§ **Exercise**
Would you pull out every line of the material that contains the string "application"?

#####

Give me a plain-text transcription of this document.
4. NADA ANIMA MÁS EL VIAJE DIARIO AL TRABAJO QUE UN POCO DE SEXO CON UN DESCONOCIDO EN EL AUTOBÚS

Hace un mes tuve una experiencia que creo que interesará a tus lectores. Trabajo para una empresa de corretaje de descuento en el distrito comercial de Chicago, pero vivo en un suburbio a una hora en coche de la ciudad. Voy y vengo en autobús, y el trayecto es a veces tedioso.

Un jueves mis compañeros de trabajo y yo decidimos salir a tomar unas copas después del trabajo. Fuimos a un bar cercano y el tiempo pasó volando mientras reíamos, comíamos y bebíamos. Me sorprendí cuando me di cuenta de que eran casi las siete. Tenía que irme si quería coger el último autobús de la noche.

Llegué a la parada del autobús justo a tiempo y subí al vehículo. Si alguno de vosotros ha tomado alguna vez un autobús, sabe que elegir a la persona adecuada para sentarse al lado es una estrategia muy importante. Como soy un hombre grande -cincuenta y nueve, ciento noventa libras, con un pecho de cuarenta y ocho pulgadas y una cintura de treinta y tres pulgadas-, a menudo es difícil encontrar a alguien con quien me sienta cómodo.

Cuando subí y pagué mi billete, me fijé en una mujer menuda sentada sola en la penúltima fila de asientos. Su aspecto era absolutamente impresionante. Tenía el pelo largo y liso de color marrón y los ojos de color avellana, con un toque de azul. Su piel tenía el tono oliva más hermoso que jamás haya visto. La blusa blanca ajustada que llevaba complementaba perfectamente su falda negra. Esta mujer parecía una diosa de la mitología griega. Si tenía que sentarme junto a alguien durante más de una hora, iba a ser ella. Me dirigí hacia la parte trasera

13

#####

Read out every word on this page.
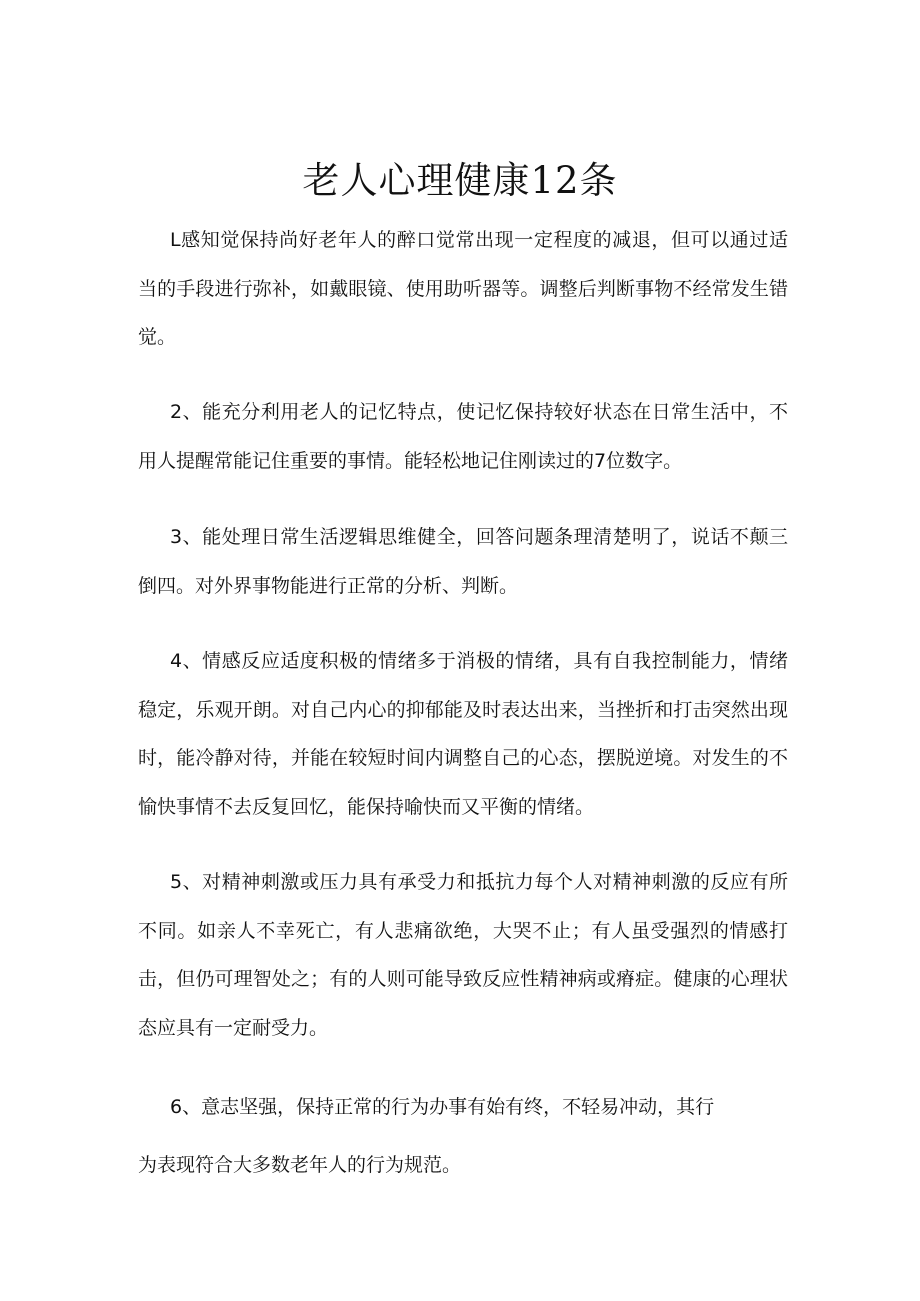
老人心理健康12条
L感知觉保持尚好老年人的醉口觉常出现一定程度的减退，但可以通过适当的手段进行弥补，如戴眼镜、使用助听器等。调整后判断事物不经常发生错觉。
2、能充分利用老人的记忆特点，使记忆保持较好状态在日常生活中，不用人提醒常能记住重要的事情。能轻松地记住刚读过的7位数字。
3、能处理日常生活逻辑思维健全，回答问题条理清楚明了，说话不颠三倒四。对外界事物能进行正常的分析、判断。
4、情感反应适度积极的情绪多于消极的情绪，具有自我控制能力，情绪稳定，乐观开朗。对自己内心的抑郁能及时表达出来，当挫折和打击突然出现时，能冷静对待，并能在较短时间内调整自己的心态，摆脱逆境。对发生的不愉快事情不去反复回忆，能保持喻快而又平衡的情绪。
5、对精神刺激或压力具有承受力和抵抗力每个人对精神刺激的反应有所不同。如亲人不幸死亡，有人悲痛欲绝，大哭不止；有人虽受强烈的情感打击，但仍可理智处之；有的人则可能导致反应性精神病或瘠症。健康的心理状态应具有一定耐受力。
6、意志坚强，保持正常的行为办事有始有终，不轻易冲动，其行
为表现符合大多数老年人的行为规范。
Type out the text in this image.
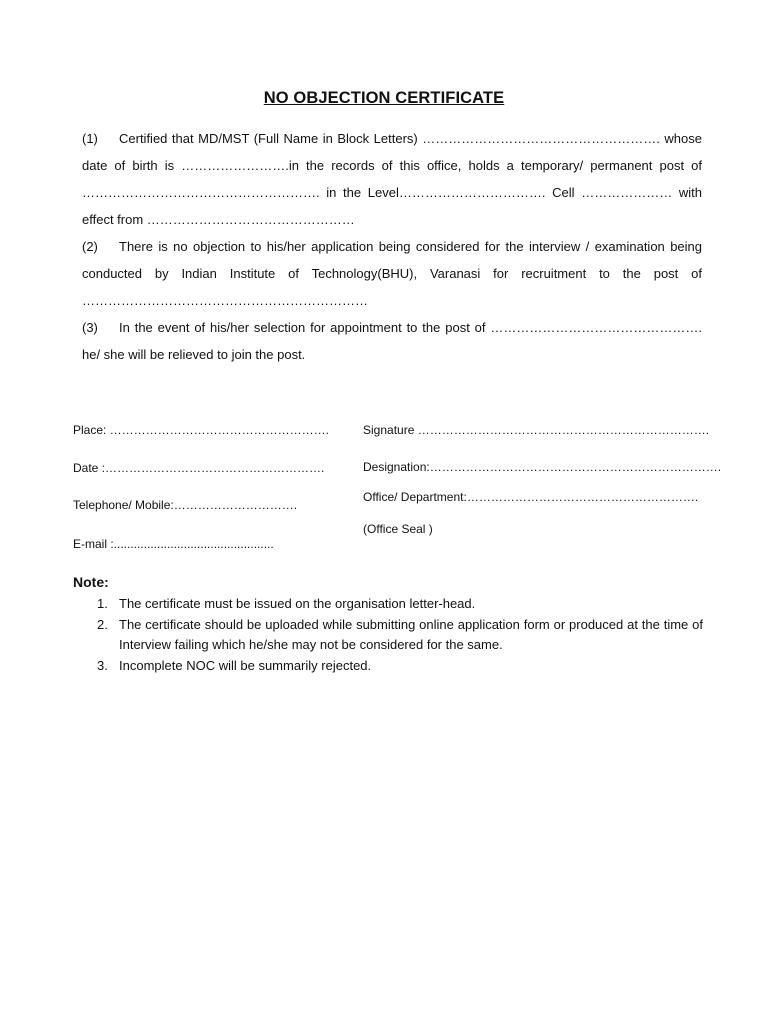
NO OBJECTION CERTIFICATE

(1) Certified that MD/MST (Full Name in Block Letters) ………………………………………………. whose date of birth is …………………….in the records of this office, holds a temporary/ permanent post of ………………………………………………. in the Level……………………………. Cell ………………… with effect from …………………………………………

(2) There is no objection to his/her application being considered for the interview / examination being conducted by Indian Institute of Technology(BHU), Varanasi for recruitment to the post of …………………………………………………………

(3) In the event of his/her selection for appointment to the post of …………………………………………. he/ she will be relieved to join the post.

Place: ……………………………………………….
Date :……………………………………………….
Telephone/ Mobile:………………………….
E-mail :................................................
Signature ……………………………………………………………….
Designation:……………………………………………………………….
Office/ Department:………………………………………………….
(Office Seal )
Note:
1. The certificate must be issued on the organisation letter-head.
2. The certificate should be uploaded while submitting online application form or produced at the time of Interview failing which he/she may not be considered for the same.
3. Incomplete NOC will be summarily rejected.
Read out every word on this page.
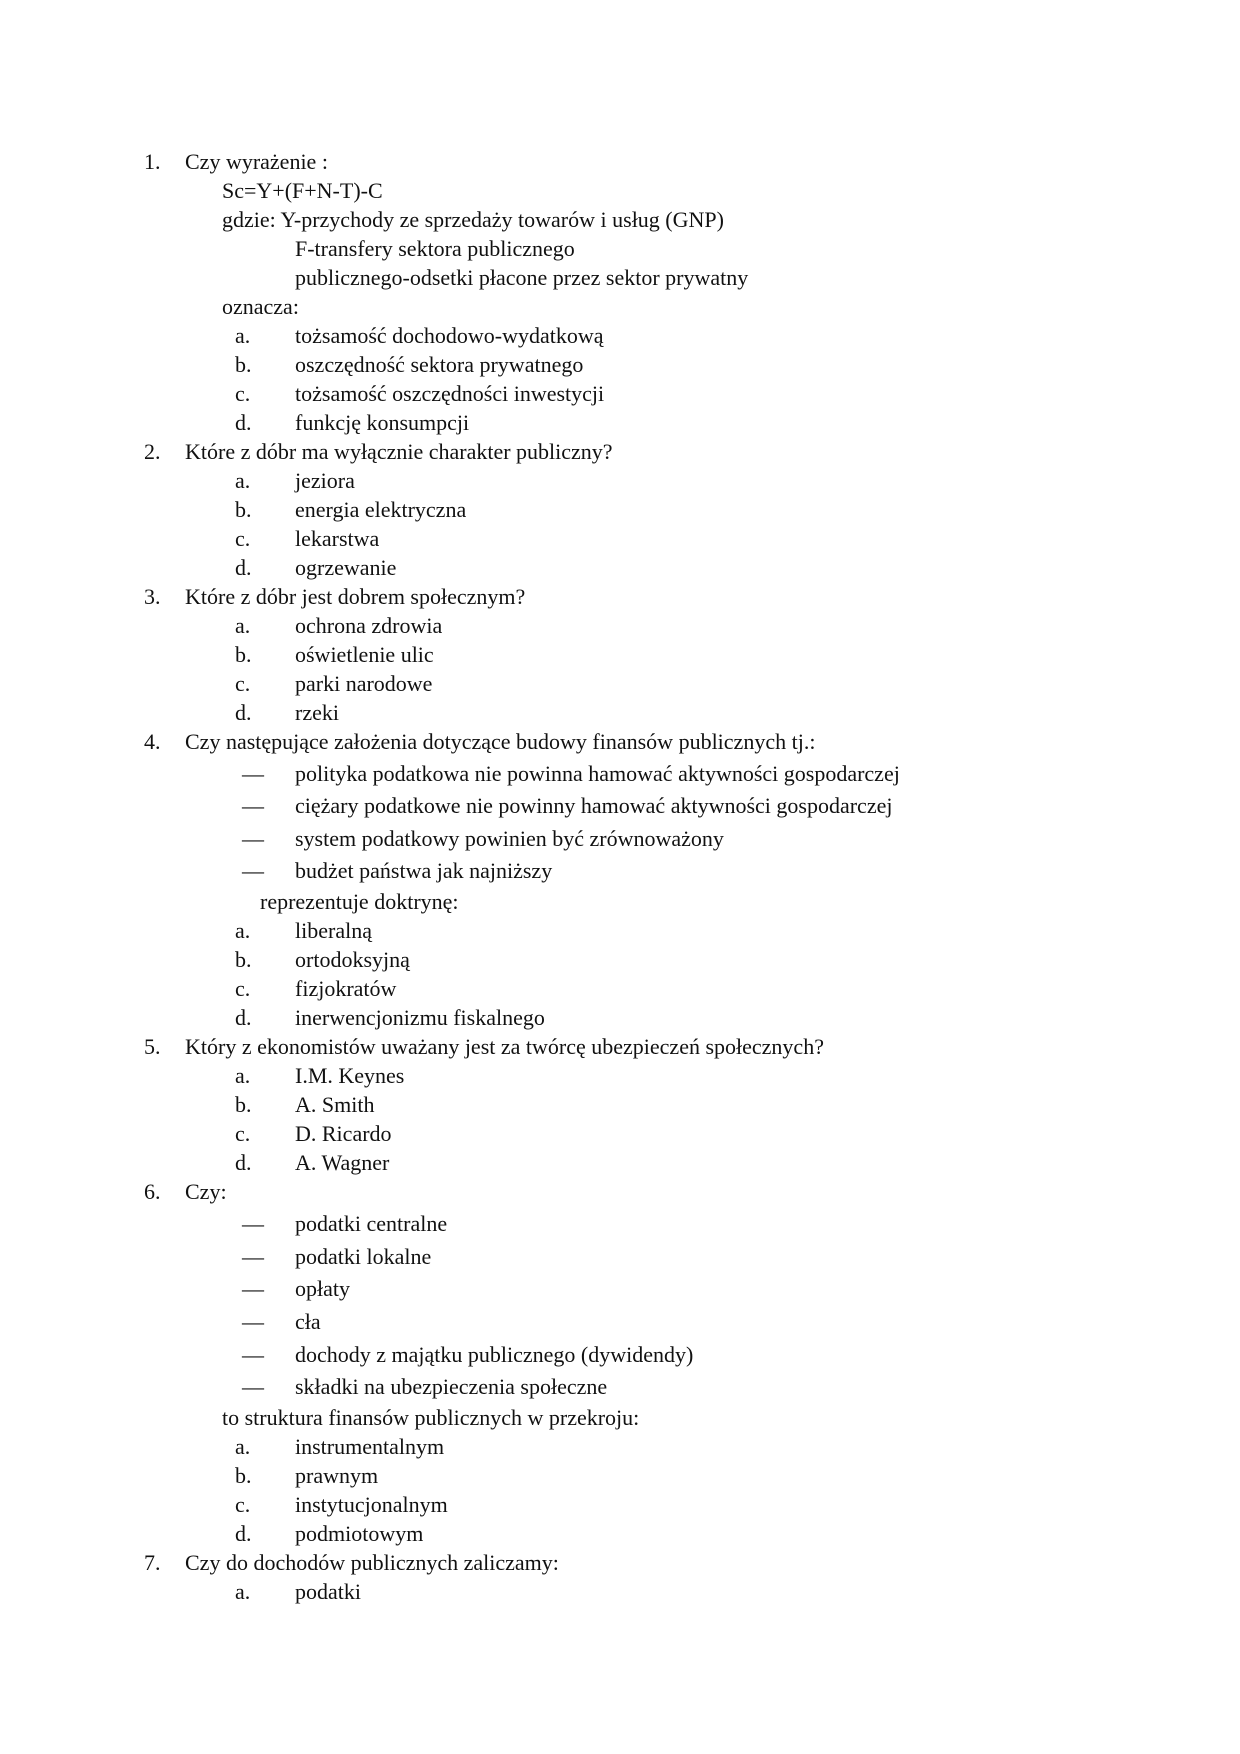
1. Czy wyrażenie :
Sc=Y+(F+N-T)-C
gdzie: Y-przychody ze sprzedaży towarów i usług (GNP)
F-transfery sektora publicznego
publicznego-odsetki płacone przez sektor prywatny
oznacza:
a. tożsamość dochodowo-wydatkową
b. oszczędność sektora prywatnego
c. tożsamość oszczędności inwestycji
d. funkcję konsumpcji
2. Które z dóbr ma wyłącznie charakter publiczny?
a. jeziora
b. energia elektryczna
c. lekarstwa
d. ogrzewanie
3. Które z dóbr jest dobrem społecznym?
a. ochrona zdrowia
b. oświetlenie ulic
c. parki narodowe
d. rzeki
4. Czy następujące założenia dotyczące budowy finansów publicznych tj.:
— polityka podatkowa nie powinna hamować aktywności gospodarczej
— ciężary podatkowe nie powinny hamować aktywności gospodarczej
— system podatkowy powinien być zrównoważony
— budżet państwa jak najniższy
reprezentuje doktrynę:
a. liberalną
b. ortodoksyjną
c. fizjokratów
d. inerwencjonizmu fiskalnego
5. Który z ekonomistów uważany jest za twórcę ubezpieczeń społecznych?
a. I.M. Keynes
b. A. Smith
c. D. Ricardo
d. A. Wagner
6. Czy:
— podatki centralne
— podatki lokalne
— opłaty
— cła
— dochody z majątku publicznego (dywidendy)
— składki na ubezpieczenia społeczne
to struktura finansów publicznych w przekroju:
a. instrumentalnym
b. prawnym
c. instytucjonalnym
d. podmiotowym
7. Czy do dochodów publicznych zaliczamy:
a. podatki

#####

§ **Answer to this problem**
(2) There is no objection to his/her application being considered for the interview / examination being conducted by Indian Institute of Technology(BHU), Varanasi for recruitment to the post of …………………………………………………………
2. The certificate should be uploaded while submitting online application form or produced at the time of Interview failing which he/she may not be considered for the same.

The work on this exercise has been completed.